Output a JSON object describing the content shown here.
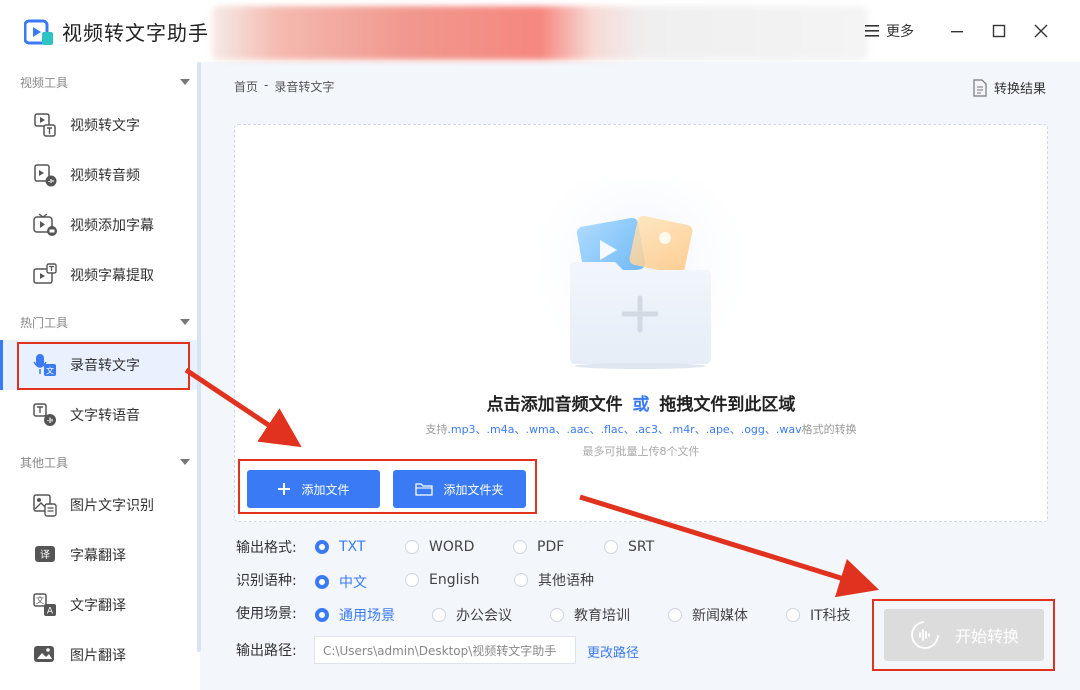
{
  "app": {
    "title": "视频转文字助手"
  },
  "window": {
    "more_label": "更多"
  },
  "sidebar": {
    "sections": [
      {
        "title": "视频工具",
        "items": [
          {
            "label": "视频转文字",
            "icon": "video-to-text-icon"
          },
          {
            "label": "视频转音频",
            "icon": "video-to-audio-icon"
          },
          {
            "label": "视频添加字幕",
            "icon": "video-add-subtitle-icon"
          },
          {
            "label": "视频字幕提取",
            "icon": "video-subtitle-extract-icon"
          }
        ]
      },
      {
        "title": "热门工具",
        "items": [
          {
            "label": "录音转文字",
            "icon": "mic-to-text-icon",
            "active": true
          },
          {
            "label": "文字转语音",
            "icon": "text-to-speech-icon"
          }
        ]
      },
      {
        "title": "其他工具",
        "items": [
          {
            "label": "图片文字识别",
            "icon": "image-ocr-icon"
          },
          {
            "label": "字幕翻译",
            "icon": "subtitle-translate-icon"
          },
          {
            "label": "文字翻译",
            "icon": "text-translate-icon"
          },
          {
            "label": "图片翻译",
            "icon": "image-translate-icon"
          }
        ]
      }
    ]
  },
  "breadcrumb": {
    "home": "首页",
    "sep": "-",
    "current": "录音转文字"
  },
  "result_button": "转换结果",
  "dropzone": {
    "title_part1": "点击添加音频文件",
    "title_or": "或",
    "title_part2": "拖拽文件到此区域",
    "support_prefix": "支持",
    "support_formats": ".mp3、.m4a、.wma、.aac、.flac、.ac3、.m4r、.ape、.ogg、.wav",
    "support_suffix": "格式的转换",
    "limit": "最多可批量上传8个文件",
    "add_file": "添加文件",
    "add_folder": "添加文件夹"
  },
  "options": {
    "format": {
      "label": "输出格式:",
      "choices": [
        "TXT",
        "WORD",
        "PDF",
        "SRT"
      ],
      "selected": "TXT"
    },
    "language": {
      "label": "识别语种:",
      "choices": [
        "中文",
        "English",
        "其他语种"
      ],
      "selected": "中文"
    },
    "scene": {
      "label": "使用场景:",
      "choices": [
        "通用场景",
        "办公会议",
        "教育培训",
        "新闻媒体",
        "IT科技"
      ],
      "selected": "通用场景"
    },
    "path": {
      "label": "输出路径:",
      "value": "C:\\Users\\admin\\Desktop\\视频转文字助手",
      "change": "更改路径"
    }
  },
  "start_button": "开始转换",
  "colors": {
    "accent": "#3a7bf5",
    "annotation": "#e0321e",
    "disabled": "#dcdcdc"
  }
}
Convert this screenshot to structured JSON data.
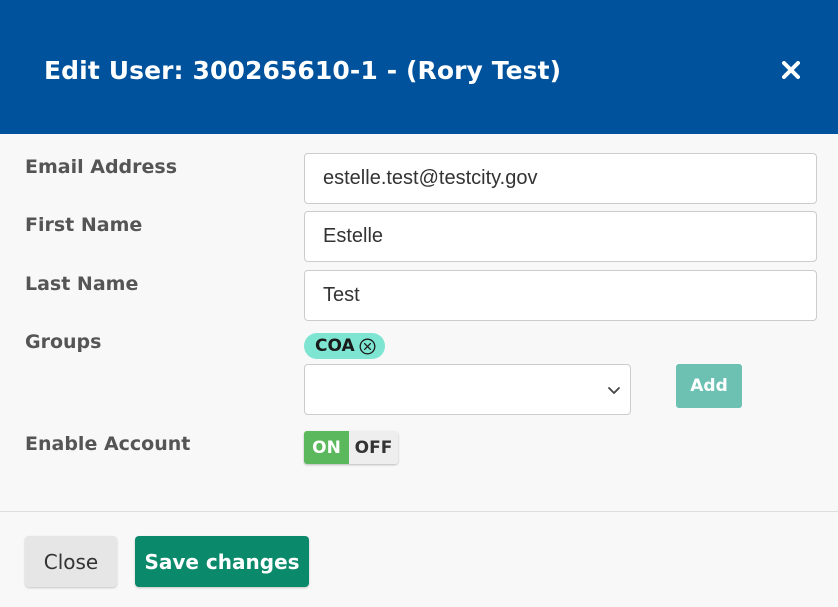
{
  "dialog": {
    "title": "Edit User: 300265610-1 - (Rory Test)",
    "close_icon": "close-icon"
  },
  "form": {
    "email": {
      "label": "Email Address",
      "value": "estelle.test@testcity.gov"
    },
    "first_name": {
      "label": "First Name",
      "value": "Estelle"
    },
    "last_name": {
      "label": "Last Name",
      "value": "Test"
    },
    "groups": {
      "label": "Groups",
      "chips": [
        {
          "label": "COA",
          "remove_icon": "circle-x-icon"
        }
      ],
      "select_value": "",
      "add_label": "Add"
    },
    "enable_account": {
      "label": "Enable Account",
      "on_label": "ON",
      "off_label": "OFF",
      "state": "on"
    }
  },
  "footer": {
    "close_label": "Close",
    "save_label": "Save changes"
  },
  "colors": {
    "header": "#00529c",
    "chip": "#7ee5d2",
    "add_button": "#6cc1b3",
    "toggle_on": "#5cb85c",
    "save_button": "#0b8a6b"
  }
}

..............................

_WHAT IS NEEDED_
Transcribe the full listing character for character. Pictures are excluded.

_ANSWER FOR THE TASK_
Output a JSON object describing the content shown here.
{
  "app": {
    "title": "视频转文字助手"
  },
  "window": {
    "more_label": "更多"
  },
  "sidebar": {
    "sections": [
      {
        "title": "视频工具",
        "items": [
          {
            "label": "视频转文字",
            "icon": "video-to-text-icon"
          },
          {
            "label": "视频转音频",
            "icon": "video-to-audio-icon"
          },
          {
            "label": "视频添加字幕",
            "icon": "video-add-subtitle-icon"
          },
          {
            "label": "视频字幕提取",
            "icon": "video-subtitle-extract-icon"
          }
        ]
      },
      {
        "title": "热门工具",
        "items": [
          {
            "label": "录音转文字",
            "icon": "mic-to-text-icon",
            "active": true
          },
          {
            "label": "文字转语音",
            "icon": "text-to-speech-icon"
          }
        ]
      },
      {
        "title": "其他工具",
        "items": [
          {
            "label": "图片文字识别",
            "icon": "image-ocr-icon"
          },
          {
            "label": "字幕翻译",
            "icon": "subtitle-translate-icon"
          },
          {
            "label": "文字翻译",
            "icon": "text-translate-icon"
          },
          {
            "label": "图片翻译",
            "icon": "image-translate-icon"
          }
        ]
      }
    ]
  },
  "breadcrumb": {
    "home": "首页",
    "sep": "-",
    "current": "录音转文字"
  },
  "result_button": "转换结果",
  "dropzone": {
    "title_part1": "点击添加音频文件",
    "title_or": "或",
    "title_part2": "拖拽文件到此区域",
    "support_prefix": "支持",
    "support_formats": ".mp3、.m4a、.wma、.aac、.flac、.ac3、.m4r、.ape、.ogg、.wav",
    "support_suffix": "格式的转换",
    "limit": "最多可批量上传8个文件",
    "add_file": "添加文件",
    "add_folder": "添加文件夹"
  },
  "options": {
    "format": {
      "label": "输出格式:",
      "choices": [
        "TXT",
        "WORD",
        "PDF",
        "SRT"
      ],
      "selected": "TXT"
    },
    "language": {
      "label": "识别语种:",
      "choices": [
        "中文",
        "English",
        "其他语种"
      ],
      "selected": "中文"
    },
    "scene": {
      "label": "使用场景:",
      "choices": [
        "通用场景",
        "办公会议",
        "教育培训",
        "新闻媒体",
        "IT科技"
      ],
      "selected": "通用场景"
    },
    "path": {
      "label": "输出路径:",
      "value": "C:\\Users\\admin\\Desktop\\视频转文字助手",
      "change": "更改路径"
    }
  },
  "start_button": "开始转换",
  "colors": {
    "accent": "#3a7bf5",
    "annotation": "#e0321e",
    "disabled": "#dcdcdc"
  }
}
Convert this screenshot to structured JSON data.
{
  "dialog": {
    "title": "Edit User: 300265610-1 - (Rory Test)",
    "close_icon": "close-icon"
  },
  "form": {
    "email": {
      "label": "Email Address",
      "value": "estelle.test@testcity.gov"
    },
    "first_name": {
      "label": "First Name",
      "value": "Estelle"
    },
    "last_name": {
      "label": "Last Name",
      "value": "Test"
    },
    "groups": {
      "label": "Groups",
      "chips": [
        {
          "label": "COA",
          "remove_icon": "circle-x-icon"
        }
      ],
      "select_value": "",
      "add_label": "Add"
    },
    "enable_account": {
      "label": "Enable Account",
      "on_label": "ON",
      "off_label": "OFF",
      "state": "on"
    }
  },
  "footer": {
    "close_label": "Close",
    "save_label": "Save changes"
  },
  "colors": {
    "header": "#00529c",
    "chip": "#7ee5d2",
    "add_button": "#6cc1b3",
    "toggle_on": "#5cb85c",
    "save_button": "#0b8a6b"
  }
}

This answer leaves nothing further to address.